Data records:
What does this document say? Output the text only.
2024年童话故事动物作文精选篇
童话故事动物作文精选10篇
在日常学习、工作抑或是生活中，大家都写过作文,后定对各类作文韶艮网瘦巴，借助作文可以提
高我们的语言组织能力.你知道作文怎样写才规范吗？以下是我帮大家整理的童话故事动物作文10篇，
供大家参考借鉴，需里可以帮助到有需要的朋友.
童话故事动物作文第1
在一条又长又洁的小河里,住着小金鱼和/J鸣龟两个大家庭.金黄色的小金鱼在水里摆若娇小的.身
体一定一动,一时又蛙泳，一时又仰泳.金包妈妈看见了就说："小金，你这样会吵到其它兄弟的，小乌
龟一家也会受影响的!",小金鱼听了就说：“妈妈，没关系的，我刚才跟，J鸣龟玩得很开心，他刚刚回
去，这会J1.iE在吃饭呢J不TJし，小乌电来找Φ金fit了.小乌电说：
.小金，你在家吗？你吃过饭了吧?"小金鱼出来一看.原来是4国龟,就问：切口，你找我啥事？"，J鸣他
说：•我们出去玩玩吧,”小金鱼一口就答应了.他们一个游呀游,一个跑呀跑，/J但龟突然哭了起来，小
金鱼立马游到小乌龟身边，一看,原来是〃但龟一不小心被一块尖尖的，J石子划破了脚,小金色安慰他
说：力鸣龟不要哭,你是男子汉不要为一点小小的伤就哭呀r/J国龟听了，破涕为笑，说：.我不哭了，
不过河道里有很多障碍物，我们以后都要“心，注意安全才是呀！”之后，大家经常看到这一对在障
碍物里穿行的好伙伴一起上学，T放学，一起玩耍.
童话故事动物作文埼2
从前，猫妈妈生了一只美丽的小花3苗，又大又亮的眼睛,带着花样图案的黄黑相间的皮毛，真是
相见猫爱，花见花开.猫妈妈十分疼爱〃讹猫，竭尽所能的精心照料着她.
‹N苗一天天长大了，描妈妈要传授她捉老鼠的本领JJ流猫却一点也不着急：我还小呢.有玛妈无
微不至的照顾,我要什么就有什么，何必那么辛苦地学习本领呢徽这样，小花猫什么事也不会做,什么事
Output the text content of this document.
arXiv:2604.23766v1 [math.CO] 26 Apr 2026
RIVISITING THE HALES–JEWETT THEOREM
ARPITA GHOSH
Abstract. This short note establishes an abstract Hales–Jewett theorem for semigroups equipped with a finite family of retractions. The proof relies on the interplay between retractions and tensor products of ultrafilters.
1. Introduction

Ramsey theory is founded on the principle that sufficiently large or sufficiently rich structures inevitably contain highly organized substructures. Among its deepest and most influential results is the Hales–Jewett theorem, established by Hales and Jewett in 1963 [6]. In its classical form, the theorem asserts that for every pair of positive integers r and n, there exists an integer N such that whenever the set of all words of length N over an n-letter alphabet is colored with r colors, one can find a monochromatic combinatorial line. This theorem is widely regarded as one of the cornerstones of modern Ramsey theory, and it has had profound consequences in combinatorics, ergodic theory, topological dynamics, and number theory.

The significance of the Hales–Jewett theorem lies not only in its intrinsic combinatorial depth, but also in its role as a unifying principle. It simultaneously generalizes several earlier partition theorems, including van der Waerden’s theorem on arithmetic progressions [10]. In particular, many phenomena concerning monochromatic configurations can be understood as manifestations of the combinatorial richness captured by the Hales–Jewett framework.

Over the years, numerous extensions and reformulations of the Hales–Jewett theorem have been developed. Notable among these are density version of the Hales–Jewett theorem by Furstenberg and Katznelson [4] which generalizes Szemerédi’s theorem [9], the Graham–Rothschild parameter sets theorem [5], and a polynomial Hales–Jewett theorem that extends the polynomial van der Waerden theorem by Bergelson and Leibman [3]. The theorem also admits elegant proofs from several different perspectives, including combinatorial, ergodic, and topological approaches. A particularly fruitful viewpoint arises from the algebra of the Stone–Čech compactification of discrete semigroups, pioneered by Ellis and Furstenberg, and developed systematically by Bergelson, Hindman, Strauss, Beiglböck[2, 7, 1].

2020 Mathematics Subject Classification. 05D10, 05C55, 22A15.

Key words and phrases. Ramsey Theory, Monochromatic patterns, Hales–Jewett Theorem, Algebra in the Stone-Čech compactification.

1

---

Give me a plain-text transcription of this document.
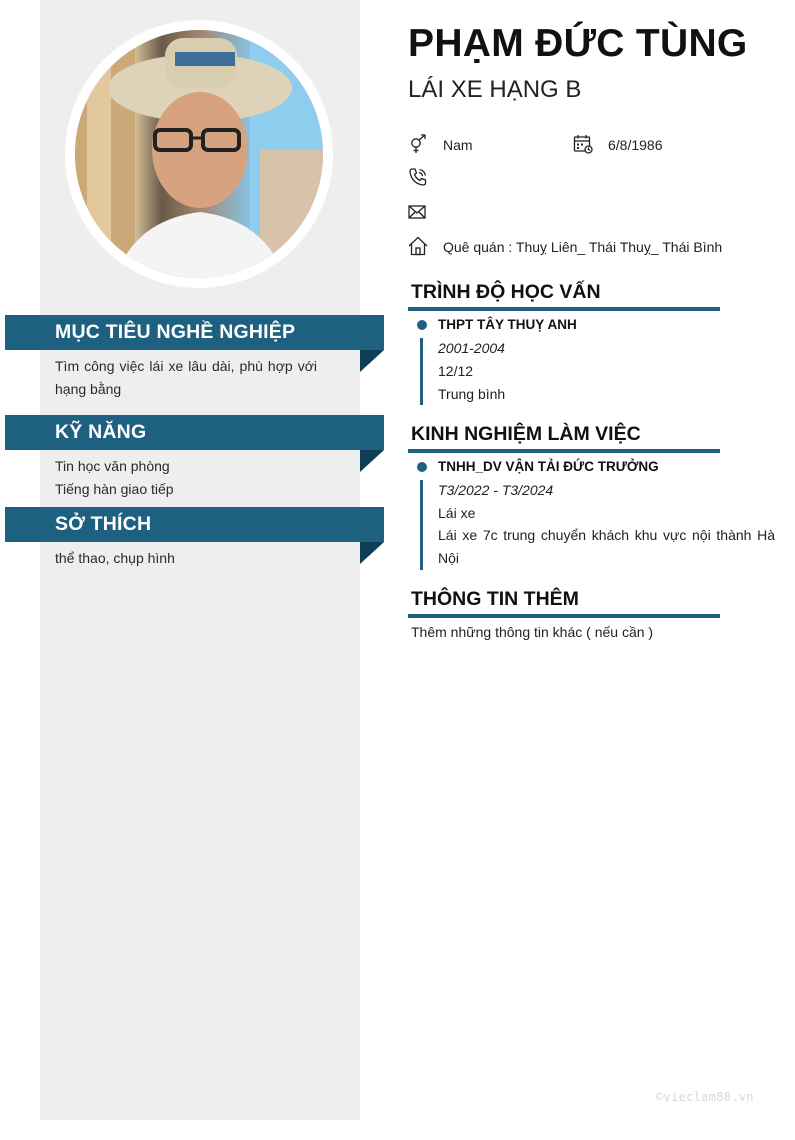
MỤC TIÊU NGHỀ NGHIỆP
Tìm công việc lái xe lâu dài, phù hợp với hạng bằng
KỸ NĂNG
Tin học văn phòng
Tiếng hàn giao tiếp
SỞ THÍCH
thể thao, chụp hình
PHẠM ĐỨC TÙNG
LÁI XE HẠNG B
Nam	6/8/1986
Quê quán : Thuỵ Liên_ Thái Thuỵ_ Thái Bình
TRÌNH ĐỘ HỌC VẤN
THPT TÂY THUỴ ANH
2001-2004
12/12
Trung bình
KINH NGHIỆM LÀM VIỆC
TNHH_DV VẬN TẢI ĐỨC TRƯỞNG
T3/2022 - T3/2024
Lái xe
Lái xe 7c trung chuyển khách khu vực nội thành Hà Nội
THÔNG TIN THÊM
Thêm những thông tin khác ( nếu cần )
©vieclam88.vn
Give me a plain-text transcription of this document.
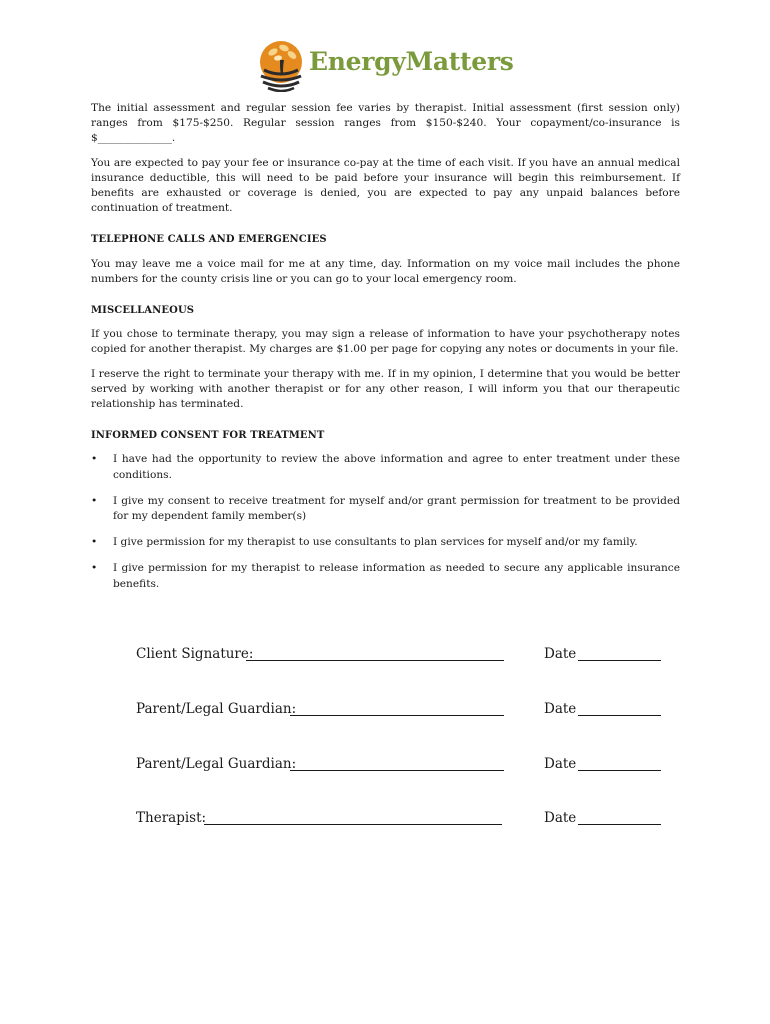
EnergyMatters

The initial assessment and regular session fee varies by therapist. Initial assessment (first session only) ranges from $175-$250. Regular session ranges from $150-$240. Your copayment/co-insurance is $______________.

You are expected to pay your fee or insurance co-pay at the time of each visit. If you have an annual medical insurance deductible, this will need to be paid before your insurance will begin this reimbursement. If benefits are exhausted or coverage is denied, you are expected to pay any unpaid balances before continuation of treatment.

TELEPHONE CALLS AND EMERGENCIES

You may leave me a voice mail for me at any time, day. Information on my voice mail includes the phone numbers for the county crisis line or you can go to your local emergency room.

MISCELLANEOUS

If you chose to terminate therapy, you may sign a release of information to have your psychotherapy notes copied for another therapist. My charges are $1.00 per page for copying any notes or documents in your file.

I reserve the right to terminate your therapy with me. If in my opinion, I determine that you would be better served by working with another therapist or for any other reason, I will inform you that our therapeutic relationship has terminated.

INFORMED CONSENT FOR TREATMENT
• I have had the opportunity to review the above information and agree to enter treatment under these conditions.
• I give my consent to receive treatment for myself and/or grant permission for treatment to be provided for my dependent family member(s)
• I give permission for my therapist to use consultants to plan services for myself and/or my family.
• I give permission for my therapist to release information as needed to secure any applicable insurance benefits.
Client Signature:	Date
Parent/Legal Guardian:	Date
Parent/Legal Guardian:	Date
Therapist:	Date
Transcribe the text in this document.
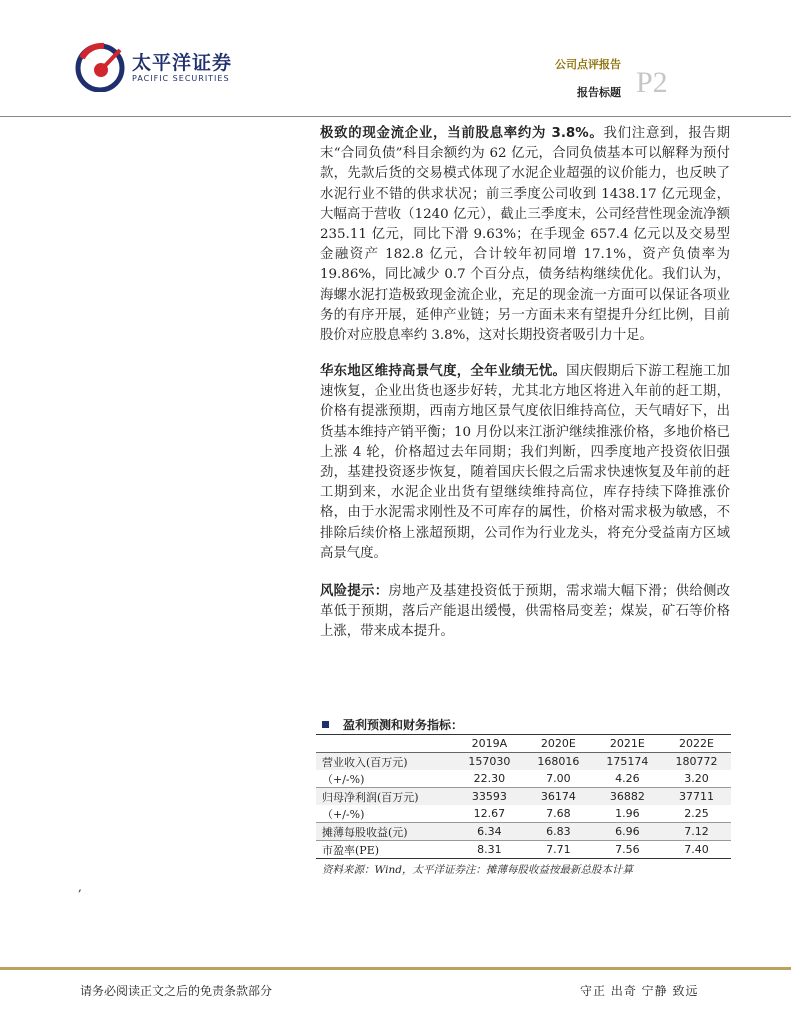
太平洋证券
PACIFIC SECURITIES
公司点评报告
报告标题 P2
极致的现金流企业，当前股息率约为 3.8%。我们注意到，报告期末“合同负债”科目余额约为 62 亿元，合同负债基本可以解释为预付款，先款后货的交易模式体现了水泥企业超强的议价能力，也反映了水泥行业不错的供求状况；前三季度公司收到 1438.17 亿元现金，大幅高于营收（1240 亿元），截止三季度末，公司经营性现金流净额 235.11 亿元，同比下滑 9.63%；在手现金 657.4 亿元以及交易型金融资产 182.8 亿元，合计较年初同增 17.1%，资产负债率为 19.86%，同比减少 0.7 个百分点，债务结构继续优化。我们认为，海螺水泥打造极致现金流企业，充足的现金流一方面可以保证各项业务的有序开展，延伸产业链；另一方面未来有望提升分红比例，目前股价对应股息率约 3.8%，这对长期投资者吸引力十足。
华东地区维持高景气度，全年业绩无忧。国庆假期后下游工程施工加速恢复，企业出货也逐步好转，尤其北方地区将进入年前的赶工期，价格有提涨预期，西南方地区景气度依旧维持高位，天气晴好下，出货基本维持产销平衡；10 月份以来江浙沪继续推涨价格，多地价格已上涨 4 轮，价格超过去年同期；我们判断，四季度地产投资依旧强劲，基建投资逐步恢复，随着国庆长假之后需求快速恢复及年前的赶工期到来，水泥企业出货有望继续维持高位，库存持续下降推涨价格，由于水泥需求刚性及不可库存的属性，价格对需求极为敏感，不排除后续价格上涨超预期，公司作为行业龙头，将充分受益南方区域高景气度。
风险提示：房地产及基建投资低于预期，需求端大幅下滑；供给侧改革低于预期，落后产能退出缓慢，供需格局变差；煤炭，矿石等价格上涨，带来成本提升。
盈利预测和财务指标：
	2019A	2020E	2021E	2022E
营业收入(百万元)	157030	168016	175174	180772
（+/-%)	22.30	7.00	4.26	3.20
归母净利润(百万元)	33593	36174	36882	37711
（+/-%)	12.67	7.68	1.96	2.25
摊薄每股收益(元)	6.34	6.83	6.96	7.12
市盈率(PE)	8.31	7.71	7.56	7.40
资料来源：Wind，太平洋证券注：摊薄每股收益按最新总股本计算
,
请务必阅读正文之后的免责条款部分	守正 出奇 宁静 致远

* * *

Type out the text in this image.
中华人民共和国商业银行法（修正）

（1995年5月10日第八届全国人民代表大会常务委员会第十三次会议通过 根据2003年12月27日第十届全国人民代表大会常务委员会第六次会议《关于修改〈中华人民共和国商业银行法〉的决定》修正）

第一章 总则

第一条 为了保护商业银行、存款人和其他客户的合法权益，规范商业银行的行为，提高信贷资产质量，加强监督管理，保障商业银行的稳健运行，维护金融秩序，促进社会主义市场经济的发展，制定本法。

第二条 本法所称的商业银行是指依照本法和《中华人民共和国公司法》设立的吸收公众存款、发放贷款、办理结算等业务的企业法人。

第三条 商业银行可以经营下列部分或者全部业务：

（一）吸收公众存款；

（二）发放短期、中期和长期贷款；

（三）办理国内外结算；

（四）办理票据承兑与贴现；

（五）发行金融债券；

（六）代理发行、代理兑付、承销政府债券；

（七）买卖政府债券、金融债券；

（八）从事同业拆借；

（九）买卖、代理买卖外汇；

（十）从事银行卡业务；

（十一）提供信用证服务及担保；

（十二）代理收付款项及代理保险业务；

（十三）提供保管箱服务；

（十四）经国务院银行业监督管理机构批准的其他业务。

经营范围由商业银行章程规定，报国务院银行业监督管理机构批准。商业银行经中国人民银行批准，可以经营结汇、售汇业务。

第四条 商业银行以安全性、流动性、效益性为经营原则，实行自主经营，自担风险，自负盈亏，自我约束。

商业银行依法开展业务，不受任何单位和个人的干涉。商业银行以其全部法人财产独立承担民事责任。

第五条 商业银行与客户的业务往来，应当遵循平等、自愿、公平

GIVEN TASK: Which lines contain the word "Date"? Copy each one.

FULL ANSWER:
Client Signature:	Date
Parent/Legal Guardian:	Date
Parent/Legal Guardian:	Date
Therapist:	Date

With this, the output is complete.